Work to complete>
Restate the entire listing word for word.

Dataset rows>

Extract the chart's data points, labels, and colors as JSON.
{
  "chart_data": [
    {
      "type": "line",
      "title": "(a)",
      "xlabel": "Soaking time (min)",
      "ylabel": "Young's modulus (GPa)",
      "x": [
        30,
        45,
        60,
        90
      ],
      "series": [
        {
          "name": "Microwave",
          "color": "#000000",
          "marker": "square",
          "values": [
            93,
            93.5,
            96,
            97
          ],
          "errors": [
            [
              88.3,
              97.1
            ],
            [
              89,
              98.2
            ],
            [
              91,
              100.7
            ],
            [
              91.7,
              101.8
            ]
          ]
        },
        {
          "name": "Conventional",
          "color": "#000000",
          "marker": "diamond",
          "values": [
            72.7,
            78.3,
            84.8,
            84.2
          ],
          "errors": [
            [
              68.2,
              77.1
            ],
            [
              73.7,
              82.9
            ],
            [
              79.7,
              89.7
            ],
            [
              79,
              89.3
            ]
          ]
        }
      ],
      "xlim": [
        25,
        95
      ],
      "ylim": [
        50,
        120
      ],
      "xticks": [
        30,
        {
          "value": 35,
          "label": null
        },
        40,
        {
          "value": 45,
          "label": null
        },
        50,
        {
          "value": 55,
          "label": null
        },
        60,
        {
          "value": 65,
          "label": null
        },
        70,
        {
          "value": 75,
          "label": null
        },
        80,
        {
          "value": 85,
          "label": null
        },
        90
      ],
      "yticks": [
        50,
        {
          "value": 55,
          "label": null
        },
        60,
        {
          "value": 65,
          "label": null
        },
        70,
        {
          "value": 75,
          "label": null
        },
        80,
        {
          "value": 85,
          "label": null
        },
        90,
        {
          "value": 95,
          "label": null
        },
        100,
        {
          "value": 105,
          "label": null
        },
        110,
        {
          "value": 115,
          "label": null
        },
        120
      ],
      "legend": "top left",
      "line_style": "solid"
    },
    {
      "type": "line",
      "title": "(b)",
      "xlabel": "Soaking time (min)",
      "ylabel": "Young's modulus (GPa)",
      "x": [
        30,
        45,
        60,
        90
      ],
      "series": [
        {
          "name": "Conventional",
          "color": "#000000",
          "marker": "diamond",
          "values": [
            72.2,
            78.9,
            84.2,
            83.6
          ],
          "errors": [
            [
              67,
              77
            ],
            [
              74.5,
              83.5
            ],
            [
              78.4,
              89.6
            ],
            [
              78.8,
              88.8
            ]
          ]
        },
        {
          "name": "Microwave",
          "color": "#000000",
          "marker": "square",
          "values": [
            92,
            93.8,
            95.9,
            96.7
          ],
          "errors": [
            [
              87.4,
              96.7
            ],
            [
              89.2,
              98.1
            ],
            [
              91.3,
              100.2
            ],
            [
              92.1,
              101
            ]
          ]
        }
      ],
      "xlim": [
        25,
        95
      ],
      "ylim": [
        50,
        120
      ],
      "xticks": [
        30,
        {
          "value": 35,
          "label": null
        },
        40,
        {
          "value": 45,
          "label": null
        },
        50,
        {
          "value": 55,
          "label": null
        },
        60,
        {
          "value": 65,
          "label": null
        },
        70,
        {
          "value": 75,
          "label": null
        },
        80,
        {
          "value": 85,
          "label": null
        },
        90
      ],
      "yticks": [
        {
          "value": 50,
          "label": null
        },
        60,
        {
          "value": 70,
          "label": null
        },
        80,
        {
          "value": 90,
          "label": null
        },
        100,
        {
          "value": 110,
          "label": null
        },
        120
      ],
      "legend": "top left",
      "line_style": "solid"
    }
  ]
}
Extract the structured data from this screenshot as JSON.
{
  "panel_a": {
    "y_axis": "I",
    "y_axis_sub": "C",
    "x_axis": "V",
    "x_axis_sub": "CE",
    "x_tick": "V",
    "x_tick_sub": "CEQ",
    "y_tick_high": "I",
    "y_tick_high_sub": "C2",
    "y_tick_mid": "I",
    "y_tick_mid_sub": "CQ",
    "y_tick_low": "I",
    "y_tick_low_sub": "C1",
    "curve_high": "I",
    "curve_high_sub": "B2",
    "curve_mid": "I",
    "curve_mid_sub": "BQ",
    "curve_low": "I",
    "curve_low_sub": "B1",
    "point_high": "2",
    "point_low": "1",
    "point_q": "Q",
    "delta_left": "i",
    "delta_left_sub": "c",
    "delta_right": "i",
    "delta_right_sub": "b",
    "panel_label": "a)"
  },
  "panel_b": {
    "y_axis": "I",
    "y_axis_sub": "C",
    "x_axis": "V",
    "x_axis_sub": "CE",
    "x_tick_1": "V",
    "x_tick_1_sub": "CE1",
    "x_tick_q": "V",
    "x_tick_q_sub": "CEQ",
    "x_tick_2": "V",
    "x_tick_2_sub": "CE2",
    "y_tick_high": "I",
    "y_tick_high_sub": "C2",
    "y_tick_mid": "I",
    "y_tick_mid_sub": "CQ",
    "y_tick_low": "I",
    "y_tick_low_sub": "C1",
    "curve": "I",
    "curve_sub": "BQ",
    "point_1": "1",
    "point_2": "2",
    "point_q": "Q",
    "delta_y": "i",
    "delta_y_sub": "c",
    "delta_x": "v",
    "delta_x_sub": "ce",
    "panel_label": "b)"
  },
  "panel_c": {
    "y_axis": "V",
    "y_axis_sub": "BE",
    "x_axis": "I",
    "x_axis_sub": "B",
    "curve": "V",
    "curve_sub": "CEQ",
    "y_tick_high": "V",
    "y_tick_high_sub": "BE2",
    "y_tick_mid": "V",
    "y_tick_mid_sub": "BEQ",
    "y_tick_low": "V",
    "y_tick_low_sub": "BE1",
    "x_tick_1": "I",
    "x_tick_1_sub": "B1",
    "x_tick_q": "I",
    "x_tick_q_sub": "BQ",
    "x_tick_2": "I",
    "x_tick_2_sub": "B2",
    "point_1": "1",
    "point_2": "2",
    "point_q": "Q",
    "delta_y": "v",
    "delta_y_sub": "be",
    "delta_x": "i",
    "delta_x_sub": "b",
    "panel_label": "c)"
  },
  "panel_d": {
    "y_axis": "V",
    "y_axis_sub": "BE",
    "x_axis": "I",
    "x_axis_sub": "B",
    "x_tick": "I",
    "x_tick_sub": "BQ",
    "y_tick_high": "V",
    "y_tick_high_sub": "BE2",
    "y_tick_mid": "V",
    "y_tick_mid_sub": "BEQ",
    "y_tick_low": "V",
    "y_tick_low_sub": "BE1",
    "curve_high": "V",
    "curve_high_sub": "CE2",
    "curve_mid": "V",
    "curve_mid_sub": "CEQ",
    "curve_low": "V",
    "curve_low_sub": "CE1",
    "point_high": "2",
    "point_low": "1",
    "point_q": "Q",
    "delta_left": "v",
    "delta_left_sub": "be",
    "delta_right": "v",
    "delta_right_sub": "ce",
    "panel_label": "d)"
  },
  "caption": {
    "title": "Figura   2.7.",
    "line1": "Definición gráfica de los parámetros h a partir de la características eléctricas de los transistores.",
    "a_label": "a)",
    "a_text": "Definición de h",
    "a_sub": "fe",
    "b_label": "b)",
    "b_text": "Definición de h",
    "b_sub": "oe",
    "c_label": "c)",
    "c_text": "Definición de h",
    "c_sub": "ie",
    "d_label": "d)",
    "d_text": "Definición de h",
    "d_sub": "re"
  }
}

Task solution>
Extract the chart's data points, labels, and colors as JSON.
{
  "chart_data": [
    {
      "type": "line",
      "title": "(a)",
      "xlabel": "Soaking time (min)",
      "ylabel": "Young's modulus (GPa)",
      "x": [
        30,
        45,
        60,
        90
      ],
      "series": [
        {
          "name": "Microwave",
          "color": "#000000",
          "marker": "square",
          "values": [
            93,
            93.5,
            96,
            97
          ],
          "errors": [
            [
              88.3,
              97.1
            ],
            [
              89,
              98.2
            ],
            [
              91,
              100.7
            ],
            [
              91.7,
              101.8
            ]
          ]
        },
        {
          "name": "Conventional",
          "color": "#000000",
          "marker": "diamond",
          "values": [
            72.7,
            78.3,
            84.8,
            84.2
          ],
          "errors": [
            [
              68.2,
              77.1
            ],
            [
              73.7,
              82.9
            ],
            [
              79.7,
              89.7
            ],
            [
              79,
              89.3
            ]
          ]
        }
      ],
      "xlim": [
        25,
        95
      ],
      "ylim": [
        50,
        120
      ],
      "xticks": [
        30,
        {
          "value": 35,
          "label": null
        },
        40,
        {
          "value": 45,
          "label": null
        },
        50,
        {
          "value": 55,
          "label": null
        },
        60,
        {
          "value": 65,
          "label": null
        },
        70,
        {
          "value": 75,
          "label": null
        },
        80,
        {
          "value": 85,
          "label": null
        },
        90
      ],
      "yticks": [
        50,
        {
          "value": 55,
          "label": null
        },
        60,
        {
          "value": 65,
          "label": null
        },
        70,
        {
          "value": 75,
          "label": null
        },
        80,
        {
          "value": 85,
          "label": null
        },
        90,
        {
          "value": 95,
          "label": null
        },
        100,
        {
          "value": 105,
          "label": null
        },
        110,
        {
          "value": 115,
          "label": null
        },
        120
      ],
      "legend": "top left",
      "line_style": "solid"
    },
    {
      "type": "line",
      "title": "(b)",
      "xlabel": "Soaking time (min)",
      "ylabel": "Young's modulus (GPa)",
      "x": [
        30,
        45,
        60,
        90
      ],
      "series": [
        {
          "name": "Conventional",
          "color": "#000000",
          "marker": "diamond",
          "values": [
            72.2,
            78.9,
            84.2,
            83.6
          ],
          "errors": [
            [
              67,
              77
            ],
            [
              74.5,
              83.5
            ],
            [
              78.4,
              89.6
            ],
            [
              78.8,
              88.8
            ]
          ]
        },
        {
          "name": "Microwave",
          "color": "#000000",
          "marker": "square",
          "values": [
            92,
            93.8,
            95.9,
            96.7
          ],
          "errors": [
            [
              87.4,
              96.7
            ],
            [
              89.2,
              98.1
            ],
            [
              91.3,
              100.2
            ],
            [
              92.1,
              101
            ]
          ]
        }
      ],
      "xlim": [
        25,
        95
      ],
      "ylim": [
        50,
        120
      ],
      "xticks": [
        30,
        {
          "value": 35,
          "label": null
        },
        40,
        {
          "value": 45,
          "label": null
        },
        50,
        {
          "value": 55,
          "label": null
        },
        60,
        {
          "value": 65,
          "label": null
        },
        70,
        {
          "value": 75,
          "label": null
        },
        80,
        {
          "value": 85,
          "label": null
        },
        90
      ],
      "yticks": [
        {
          "value": 50,
          "label": null
        },
        60,
        {
          "value": 70,
          "label": null
        },
        80,
        {
          "value": 90,
          "label": null
        },
        100,
        {
          "value": 110,
          "label": null
        },
        120
      ],
      "legend": "top left",
      "line_style": "solid"
    }
  ]
}
Extract the structured data from this screenshot as JSON.
{
  "panel_a": {
    "y_axis": "I",
    "y_axis_sub": "C",
    "x_axis": "V",
    "x_axis_sub": "CE",
    "x_tick": "V",
    "x_tick_sub": "CEQ",
    "y_tick_high": "I",
    "y_tick_high_sub": "C2",
    "y_tick_mid": "I",
    "y_tick_mid_sub": "CQ",
    "y_tick_low": "I",
    "y_tick_low_sub": "C1",
    "curve_high": "I",
    "curve_high_sub": "B2",
    "curve_mid": "I",
    "curve_mid_sub": "BQ",
    "curve_low": "I",
    "curve_low_sub": "B1",
    "point_high": "2",
    "point_low": "1",
    "point_q": "Q",
    "delta_left": "i",
    "delta_left_sub": "c",
    "delta_right": "i",
    "delta_right_sub": "b",
    "panel_label": "a)"
  },
  "panel_b": {
    "y_axis": "I",
    "y_axis_sub": "C",
    "x_axis": "V",
    "x_axis_sub": "CE",
    "x_tick_1": "V",
    "x_tick_1_sub": "CE1",
    "x_tick_q": "V",
    "x_tick_q_sub": "CEQ",
    "x_tick_2": "V",
    "x_tick_2_sub": "CE2",
    "y_tick_high": "I",
    "y_tick_high_sub": "C2",
    "y_tick_mid": "I",
    "y_tick_mid_sub": "CQ",
    "y_tick_low": "I",
    "y_tick_low_sub": "C1",
    "curve": "I",
    "curve_sub": "BQ",
    "point_1": "1",
    "point_2": "2",
    "point_q": "Q",
    "delta_y": "i",
    "delta_y_sub": "c",
    "delta_x": "v",
    "delta_x_sub": "ce",
    "panel_label": "b)"
  },
  "panel_c": {
    "y_axis": "V",
    "y_axis_sub": "BE",
    "x_axis": "I",
    "x_axis_sub": "B",
    "curve": "V",
    "curve_sub": "CEQ",
    "y_tick_high": "V",
    "y_tick_high_sub": "BE2",
    "y_tick_mid": "V",
    "y_tick_mid_sub": "BEQ",
    "y_tick_low": "V",
    "y_tick_low_sub": "BE1",
    "x_tick_1": "I",
    "x_tick_1_sub": "B1",
    "x_tick_q": "I",
    "x_tick_q_sub": "BQ",
    "x_tick_2": "I",
    "x_tick_2_sub": "B2",
    "point_1": "1",
    "point_2": "2",
    "point_q": "Q",
    "delta_y": "v",
    "delta_y_sub": "be",
    "delta_x": "i",
    "delta_x_sub": "b",
    "panel_label": "c)"
  },
  "panel_d": {
    "y_axis": "V",
    "y_axis_sub": "BE",
    "x_axis": "I",
    "x_axis_sub": "B",
    "x_tick": "I",
    "x_tick_sub": "BQ",
    "y_tick_high": "V",
    "y_tick_high_sub": "BE2",
    "y_tick_mid": "V",
    "y_tick_mid_sub": "BEQ",
    "y_tick_low": "V",
    "y_tick_low_sub": "BE1",
    "curve_high": "V",
    "curve_high_sub": "CE2",
    "curve_mid": "V",
    "curve_mid_sub": "CEQ",
    "curve_low": "V",
    "curve_low_sub": "CE1",
    "point_high": "2",
    "point_low": "1",
    "point_q": "Q",
    "delta_left": "v",
    "delta_left_sub": "be",
    "delta_right": "v",
    "delta_right_sub": "ce",
    "panel_label": "d)"
  },
  "caption": {
    "title": "Figura   2.7.",
    "line1": "Definición gráfica de los parámetros h a partir de la características eléctricas de los transistores.",
    "a_label": "a)",
    "a_text": "Definición de h",
    "a_sub": "fe",
    "b_label": "b)",
    "b_text": "Definición de h",
    "b_sub": "oe",
    "c_label": "c)",
    "c_text": "Definición de h",
    "c_sub": "ie",
    "d_label": "d)",
    "d_text": "Definición de h",
    "d_sub": "re"
  }
}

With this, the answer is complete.